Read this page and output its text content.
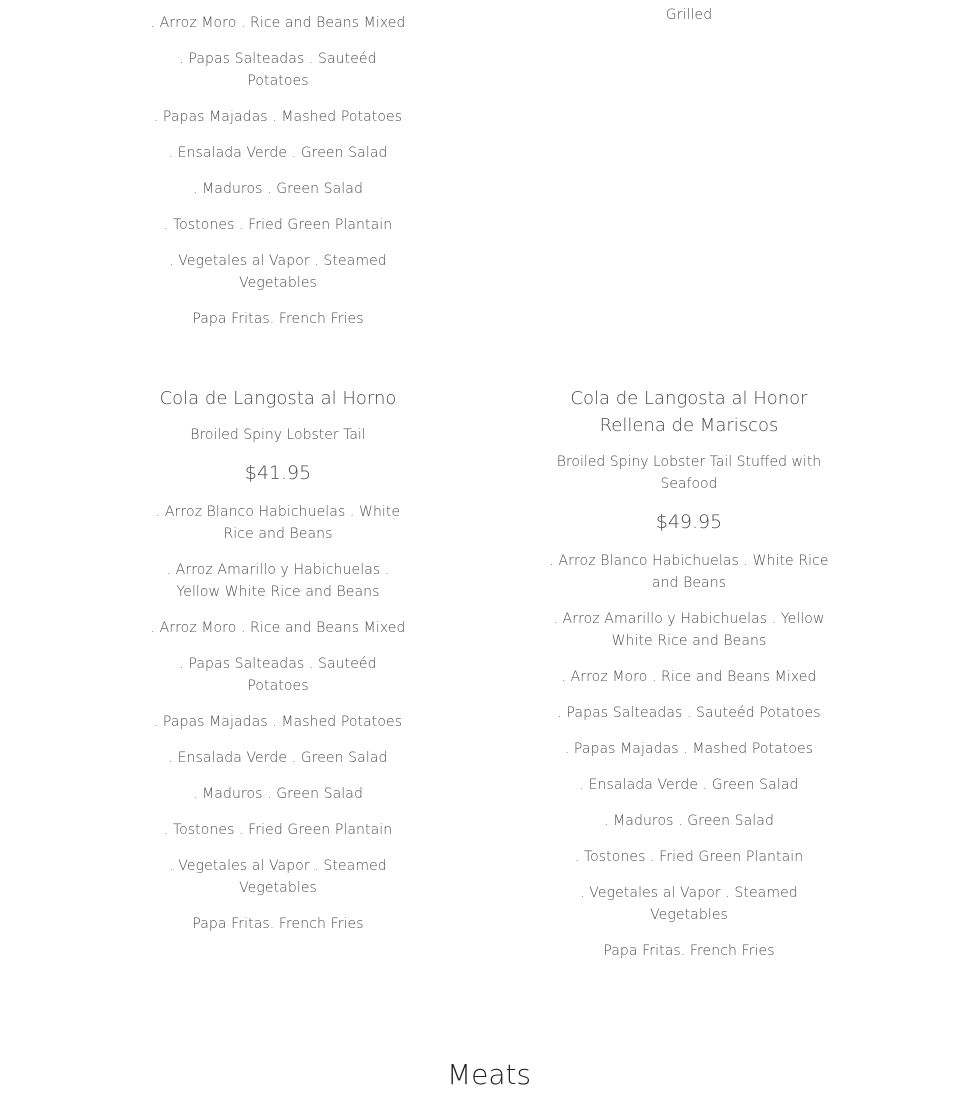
. Arroz Moro . Rice and Beans Mixed
. Papas Salteadas . Sauteéd Potatoes
. Papas Majadas . Mashed Potatoes
. Ensalada Verde . Green Salad
. Maduros . Green Salad
. Tostones . Fried Green Plantain
. Vegetales al Vapor . Steamed Vegetables
Papa Fritas. French Fries
Grilled
Cola de Langosta al Horno
Broiled Spiny Lobster Tail
$41.95
. Arroz Blanco Habichuelas . White Rice and Beans
. Arroz Amarillo y Habichuelas . Yellow White Rice and Beans
. Arroz Moro . Rice and Beans Mixed
. Papas Salteadas . Sauteéd Potatoes
. Papas Majadas . Mashed Potatoes
. Ensalada Verde . Green Salad
. Maduros . Green Salad
. Tostones . Fried Green Plantain
. Vegetales al Vapor . Steamed Vegetables
Papa Fritas. French Fries
Cola de Langosta al Honor Rellena de Mariscos
Broiled Spiny Lobster Tail Stuffed with Seafood
$49.95
. Arroz Blanco Habichuelas . White Rice and Beans
. Arroz Amarillo y Habichuelas . Yellow White Rice and Beans
. Arroz Moro . Rice and Beans Mixed
. Papas Salteadas . Sauteéd Potatoes
. Papas Majadas . Mashed Potatoes
. Ensalada Verde . Green Salad
. Maduros . Green Salad
. Tostones . Fried Green Plantain
. Vegetales al Vapor . Steamed Vegetables
Papa Fritas. French Fries
Meats
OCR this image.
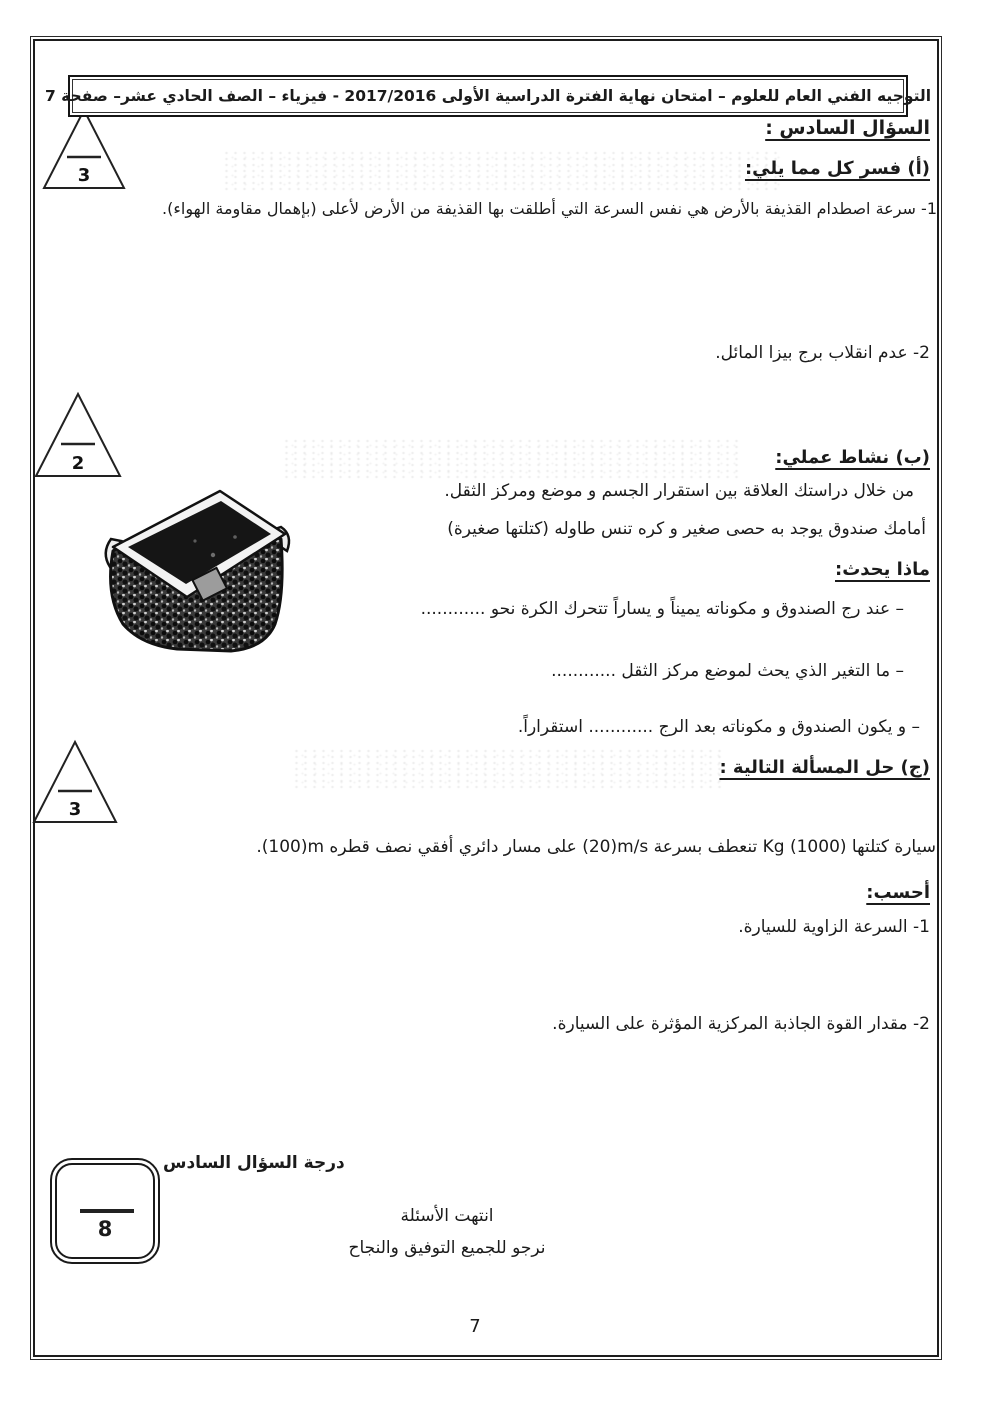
التوجيه الفني العام للعلوم – امتحان نهاية الفترة الدراسية الأولى ⁦2017/2016⁩ - فيزياء – الصف الحادي عشر– صفحة 7
السؤال السادس :
3	(أ) فسر كل مما يلي:
1- سرعة اصطدام القذيفة بالأرض هي نفس السرعة التي أطلقت بها القذيفة من الأرض لأعلى (بإهمال مقاومة الهواء).
2- عدم انقلاب برج بيزا المائل.
2	(ب) نشاط عملي:
من خلال دراستك العلاقة بين استقرار الجسم و موضع ومركز الثقل.
أمامك صندوق يوجد به حصى صغير و كره تنس طاوله (كتلتها صغيرة)
ماذا يحدث:
– عند رج الصندوق و مكوناته يميناً و يساراً تتحرك الكرة نحو ............
– ما التغير الذي يحث لموضع مركز الثقل ............
– و يكون الصندوق و مكوناته بعد الرج ............ استقراراً.
(ج) حل المسألة التالية :
3
سيارة كتلتها ⁦(1000)⁩ ⁦Kg⁩ تنعطف بسرعة ⁦(20)m/s⁩ على مسار دائري أفقي نصف قطره ⁦(100)m⁩.
أحسب:
1- السرعة الزاوية للسيارة.
2- مقدار القوة الجاذبة المركزية المؤثرة على السيارة.
درجة السؤال السادس
8
انتهت الأسئلة
نرجو للجميع التوفيق والنجاح
7
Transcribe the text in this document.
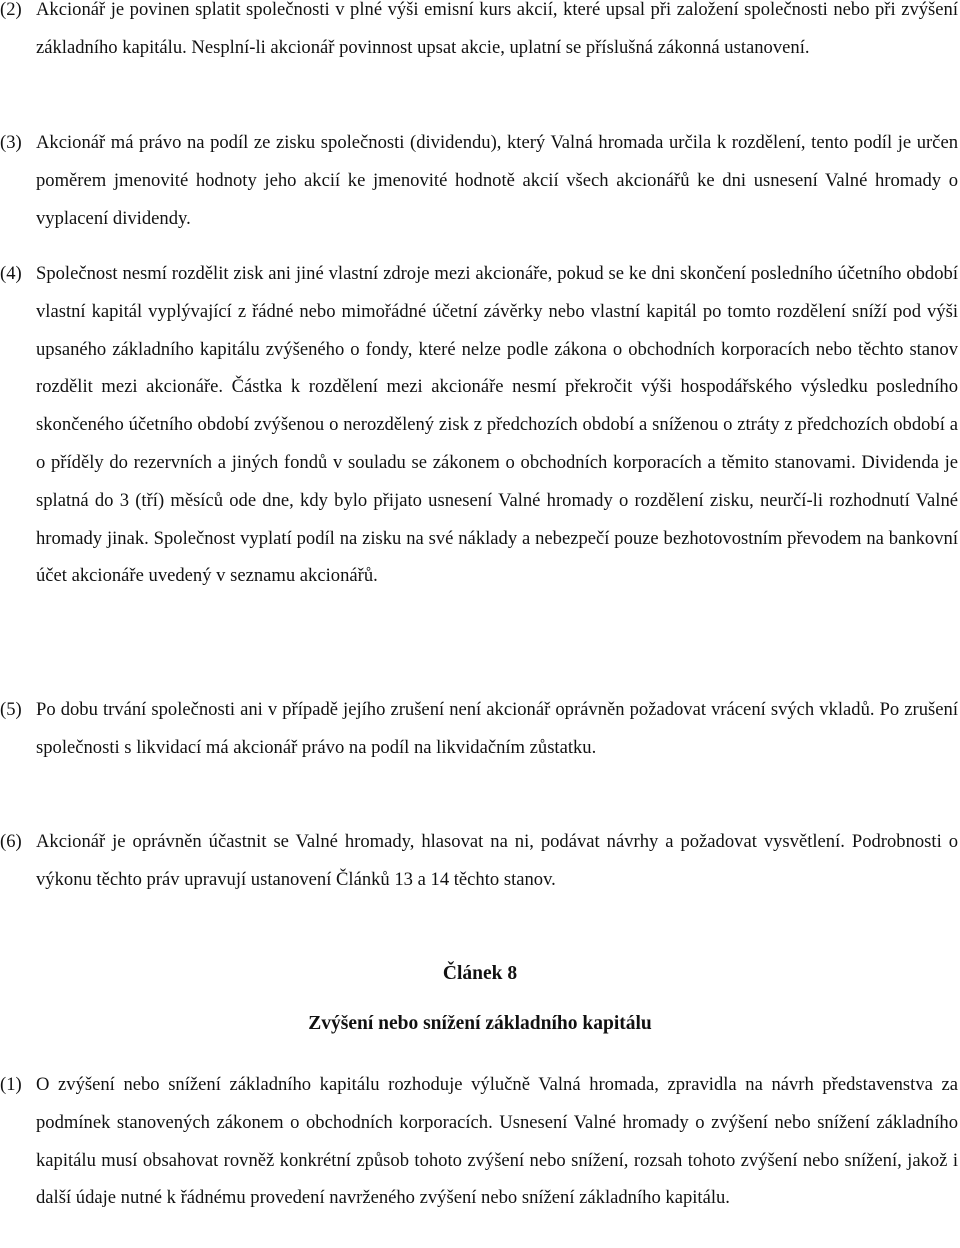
(2) Akcionář je povinen splatit společnosti v plné výši emisní kurs akcií, které upsal při založení společnosti nebo při zvýšení základního kapitálu. Nesplní-li akcionář povinnost upsat akcie, uplatní se příslušná zákonná ustanovení.
(3) Akcionář má právo na podíl ze zisku společnosti (dividendu), který Valná hromada určila k rozdělení, tento podíl je určen poměrem jmenovité hodnoty jeho akcií ke jmenovité hodnotě akcií všech akcionářů ke dni usnesení Valné hromady o vyplacení dividendy.
(4) Společnost nesmí rozdělit zisk ani jiné vlastní zdroje mezi akcionáře, pokud se ke dni skončení posledního účetního období vlastní kapitál vyplývající z řádné nebo mimořádné účetní závěrky nebo vlastní kapitál po tomto rozdělení sníží pod výši upsaného základního kapitálu zvýšeného o fondy, které nelze podle zákona o obchodních korporacích nebo těchto stanov rozdělit mezi akcionáře. Částka k rozdělení mezi akcionáře nesmí překročit výši hospodářského výsledku posledního skončeného účetního období zvýšenou o nerozdělený zisk z předchozích období a sníženou o ztráty z předchozích období a o příděly do rezervních a jiných fondů v souladu se zákonem o obchodních korporacích a těmito stanovami. Dividenda je splatná do 3 (tří) měsíců ode dne, kdy bylo přijato usnesení Valné hromady o rozdělení zisku, neurčí-li rozhodnutí Valné hromady jinak. Společnost vyplatí podíl na zisku na své náklady a nebezpečí pouze bezhotovostním převodem na bankovní účet akcionáře uvedený v seznamu akcionářů.
(5) Po dobu trvání společnosti ani v případě jejího zrušení není akcionář oprávněn požadovat vrácení svých vkladů. Po zrušení společnosti s likvidací má akcionář právo na podíl na likvidačním zůstatku.
(6) Akcionář je oprávněn účastnit se Valné hromady, hlasovat na ni, podávat návrhy a požadovat vysvětlení. Podrobnosti o výkonu těchto práv upravují ustanovení Článků 13 a 14 těchto stanov.
Článek 8
Zvýšení nebo snížení základního kapitálu
(1) O zvýšení nebo snížení základního kapitálu rozhoduje výlučně Valná hromada, zpravidla na návrh představenstva za podmínek stanovených zákonem o obchodních korporacích. Usnesení Valné hromady o zvýšení nebo snížení základního kapitálu musí obsahovat rovněž konkrétní způsob tohoto zvýšení nebo snížení, rozsah tohoto zvýšení nebo snížení, jakož i další údaje nutné k řádnému provedení navrženého zvýšení nebo snížení základního kapitálu.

** WHAT TO DO **
Look through the entries above and list every line containing "požadovat".

** EXERCISE SOLUTION **
(5) Po dobu trvání společnosti ani v případě jejího zrušení není akcionář oprávněn požadovat vrácení svých vkladů. Po zrušení společnosti s likvidací má akcionář právo na podíl na likvidačním zůstatku.
(6) Akcionář je oprávněn účastnit se Valné hromady, hlasovat na ni, podávat návrhy a požadovat vysvětlení. Podrobnosti o výkonu těchto práv upravují ustanovení Článků 13 a 14 těchto stanov.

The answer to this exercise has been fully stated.